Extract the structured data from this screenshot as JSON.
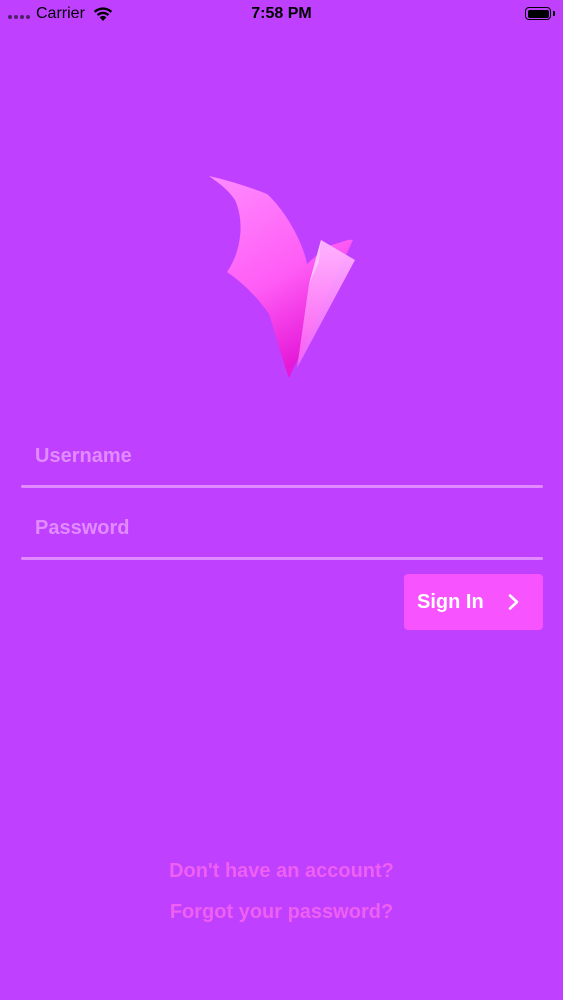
{
  "status_bar": {
    "carrier": "Carrier",
    "time": "7:58 PM"
  },
  "login": {
    "username_placeholder": "Username",
    "password_placeholder": "Password",
    "sign_in_label": "Sign In"
  },
  "links": {
    "no_account": "Don't have an account?",
    "forgot_password": "Forgot your password?"
  },
  "colors": {
    "background": "#bf40ff",
    "button": "#f753ff",
    "link": "#ee5ff2"
  },
  "icons": [
    "wifi-icon",
    "battery-icon",
    "logo-bird-icon",
    "chevron-right-icon"
  ]
}
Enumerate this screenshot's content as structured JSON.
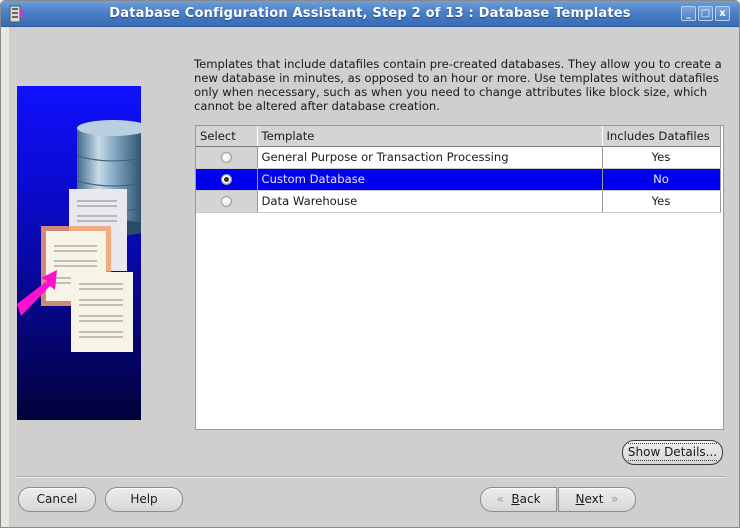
{
  "window": {
    "title": "Database Configuration Assistant, Step 2 of 13 : Database Templates",
    "controls": {
      "minimize": "_",
      "maximize": "□",
      "close": "x"
    }
  },
  "intro_text": "Templates that include datafiles contain pre-created databases. They allow you to create a new database in minutes, as opposed to an hour or more. Use templates without datafiles only when necessary, such as when you need to change attributes like block size, which cannot be altered after database creation.",
  "table": {
    "columns": [
      "Select",
      "Template",
      "Includes Datafiles"
    ],
    "rows": [
      {
        "selected": false,
        "template": "General Purpose or Transaction Processing",
        "includes_datafiles": "Yes"
      },
      {
        "selected": true,
        "template": "Custom Database",
        "includes_datafiles": "No"
      },
      {
        "selected": false,
        "template": "Data Warehouse",
        "includes_datafiles": "Yes"
      }
    ],
    "selection_color": "#0000ee"
  },
  "buttons": {
    "show_details": "Show Details...",
    "cancel": "Cancel",
    "help": "Help",
    "back": {
      "label_mnemonic": "B",
      "label_rest": "ack",
      "arrow": "«"
    },
    "next": {
      "label_mnemonic": "N",
      "label_rest": "ext",
      "arrow": "»"
    }
  },
  "colors": {
    "titlebar": "#4a7fc6",
    "dialog_bg": "#cfcfcf",
    "banner": "#0a0ac8"
  }
}
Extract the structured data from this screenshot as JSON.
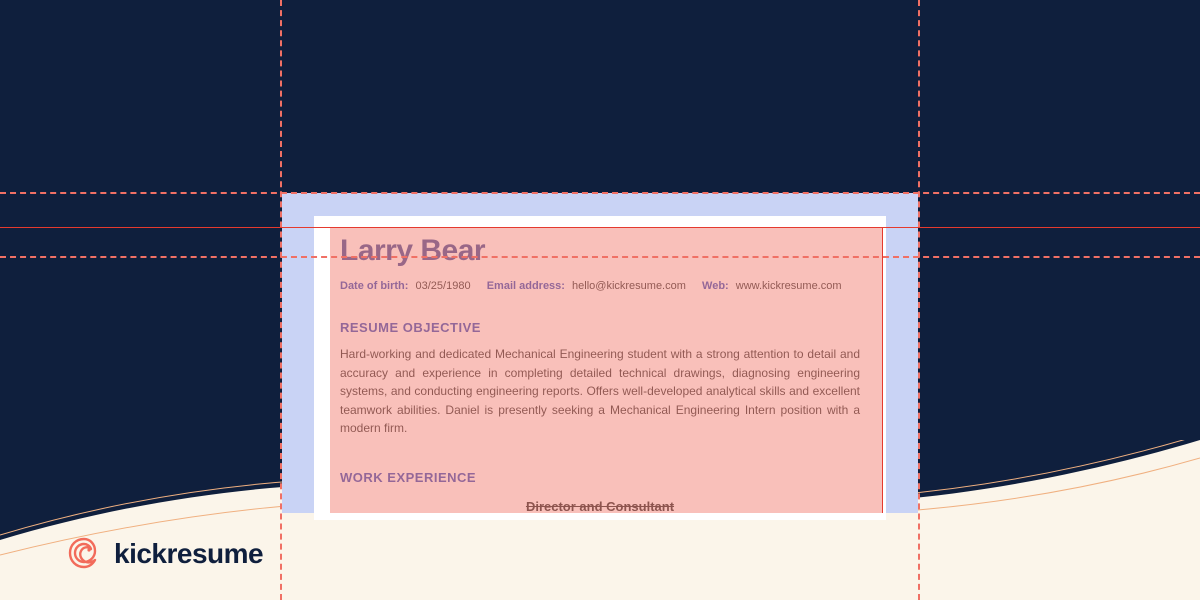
{
  "brand": {
    "name": "kickresume"
  },
  "resume": {
    "name": "Larry Bear",
    "contact": {
      "dob_label": "Date of birth:",
      "dob_value": "03/25/1980",
      "email_label": "Email address:",
      "email_value": "hello@kickresume.com",
      "web_label": "Web:",
      "web_value": "www.kickresume.com"
    },
    "sections": {
      "objective_heading": "RESUME OBJECTIVE",
      "objective_body": "Hard-working and dedicated Mechanical Engineering student with a strong attention to detail and accuracy and experience in completing detailed technical drawings, diagnosing engineering systems, and conducting engineering reports. Offers well-developed analytical skills and excellent teamwork abilities. Daniel is presently seeking a Mechanical Engineering Intern position with a modern firm.",
      "experience_heading": "WORK EXPERIENCE",
      "job_title_fragment": "Director and Consultant"
    }
  }
}
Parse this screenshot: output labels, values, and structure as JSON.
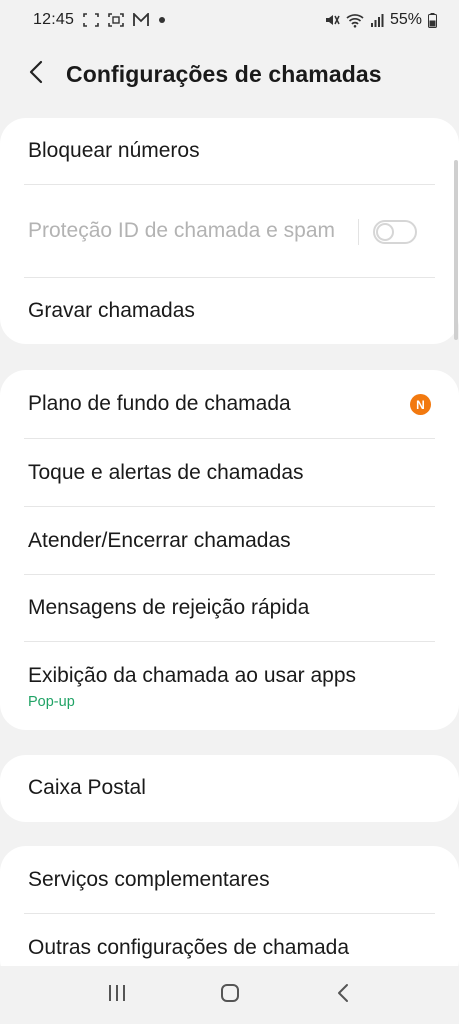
{
  "status_bar": {
    "time": "12:45",
    "battery": "55%",
    "left_icons": [
      "screenshot-icon",
      "scan-icon",
      "mail-icon",
      "dot-icon"
    ],
    "right_icons": [
      "mute-icon",
      "wifi-icon",
      "signal-icon",
      "battery-icon"
    ]
  },
  "header": {
    "title": "Configurações de chamadas",
    "back_icon": "back-arrow-icon"
  },
  "groups": [
    {
      "items": [
        {
          "label": "Bloquear números"
        },
        {
          "label": "Proteção ID de chamada e spam",
          "disabled": true,
          "toggle": false
        },
        {
          "label": "Gravar chamadas"
        }
      ]
    },
    {
      "items": [
        {
          "label": "Plano de fundo de chamada",
          "badge": "N"
        },
        {
          "label": "Toque e alertas de chamadas"
        },
        {
          "label": "Atender/Encerrar chamadas"
        },
        {
          "label": "Mensagens de rejeição rápida"
        },
        {
          "label": "Exibição da chamada ao usar apps",
          "sublabel": "Pop-up"
        }
      ]
    },
    {
      "items": [
        {
          "label": "Caixa Postal"
        }
      ]
    },
    {
      "items": [
        {
          "label": "Serviços complementares"
        },
        {
          "label": "Outras configurações de chamada"
        }
      ]
    }
  ],
  "colors": {
    "background": "#f2f2f2",
    "card": "#ffffff",
    "accent_green": "#21a366",
    "badge_orange": "#f2790f",
    "disabled_text": "#b3b3b3"
  },
  "nav_bar": {
    "icons": [
      "recent-apps-icon",
      "home-icon",
      "back-icon"
    ]
  }
}
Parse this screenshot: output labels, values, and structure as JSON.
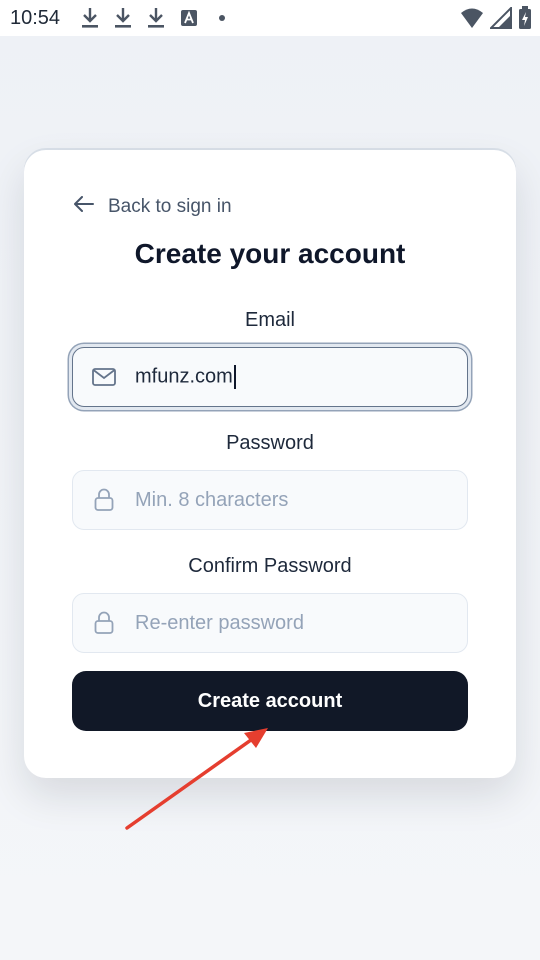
{
  "status_bar": {
    "time": "10:54",
    "icons": [
      "download-icon",
      "download-icon",
      "download-icon",
      "a-box-icon",
      "dot-icon"
    ],
    "right_icons": [
      "wifi-icon",
      "signal-icon",
      "battery-charging-icon"
    ]
  },
  "card": {
    "back_label": "Back to sign in",
    "title": "Create your account",
    "email": {
      "label": "Email",
      "value": "mfunz.com",
      "icon": "mail-icon"
    },
    "password": {
      "label": "Password",
      "placeholder": "Min. 8 characters",
      "icon": "lock-icon"
    },
    "confirm_password": {
      "label": "Confirm Password",
      "placeholder": "Re-enter password",
      "icon": "lock-icon"
    },
    "submit_label": "Create account"
  },
  "colors": {
    "button_bg": "#111827",
    "annotation_arrow": "#e53e2f"
  }
}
▬▬▬▬▬▬▬▬▬▬
▶ **Instructions for the task**:
Of the lines above, copy each that contains "your".

▶ **Problem solution**:
    "forgot_password": "Forgot your password?"
    "title": "Create your account",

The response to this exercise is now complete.